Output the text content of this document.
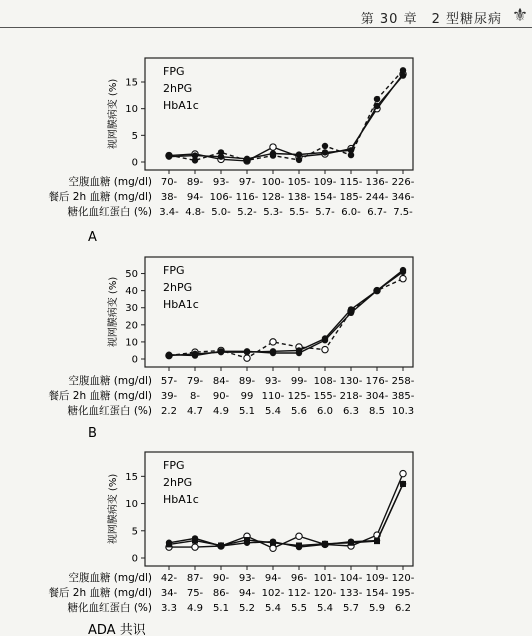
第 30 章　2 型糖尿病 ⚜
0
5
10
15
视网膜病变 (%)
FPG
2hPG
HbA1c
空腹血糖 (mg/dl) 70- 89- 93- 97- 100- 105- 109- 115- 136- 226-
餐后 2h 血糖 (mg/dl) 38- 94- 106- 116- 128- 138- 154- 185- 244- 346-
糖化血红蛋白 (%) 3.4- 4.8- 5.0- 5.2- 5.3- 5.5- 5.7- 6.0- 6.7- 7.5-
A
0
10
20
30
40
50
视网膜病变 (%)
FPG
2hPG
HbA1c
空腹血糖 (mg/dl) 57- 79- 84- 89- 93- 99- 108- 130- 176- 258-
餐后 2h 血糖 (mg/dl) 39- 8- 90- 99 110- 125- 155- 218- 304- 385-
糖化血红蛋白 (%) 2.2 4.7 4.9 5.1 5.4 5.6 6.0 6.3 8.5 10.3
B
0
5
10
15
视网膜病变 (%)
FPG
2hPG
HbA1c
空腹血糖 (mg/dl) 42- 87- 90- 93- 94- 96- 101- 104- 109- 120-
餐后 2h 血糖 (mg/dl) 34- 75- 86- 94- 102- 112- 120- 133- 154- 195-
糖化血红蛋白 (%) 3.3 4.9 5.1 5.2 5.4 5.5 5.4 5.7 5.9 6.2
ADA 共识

━━━━━━

**AIM**
Repeat the records in full, exactly as they appear, without the pictures.

**SOLUTION TO THIS EXERCISE**
Output the text content of this document.
第 30 章　2 型糖尿病 ⚜
0
5
10
15
视网膜病变 (%)
FPG
2hPG
HbA1c
空腹血糖 (mg/dl) 70- 89- 93- 97- 100- 105- 109- 115- 136- 226-
餐后 2h 血糖 (mg/dl) 38- 94- 106- 116- 128- 138- 154- 185- 244- 346-
糖化血红蛋白 (%) 3.4- 4.8- 5.0- 5.2- 5.3- 5.5- 5.7- 6.0- 6.7- 7.5-
A
0
10
20
30
40
50
视网膜病变 (%)
FPG
2hPG
HbA1c
空腹血糖 (mg/dl) 57- 79- 84- 89- 93- 99- 108- 130- 176- 258-
餐后 2h 血糖 (mg/dl) 39- 8- 90- 99 110- 125- 155- 218- 304- 385-
糖化血红蛋白 (%) 2.2 4.7 4.9 5.1 5.4 5.6 6.0 6.3 8.5 10.3
B
0
5
10
15
视网膜病变 (%)
FPG
2hPG
HbA1c
空腹血糖 (mg/dl) 42- 87- 90- 93- 94- 96- 101- 104- 109- 120-
餐后 2h 血糖 (mg/dl) 34- 75- 86- 94- 102- 112- 120- 133- 154- 195-
糖化血红蛋白 (%) 3.3 4.9 5.1 5.2 5.4 5.5 5.4 5.7 5.9 6.2
ADA 共识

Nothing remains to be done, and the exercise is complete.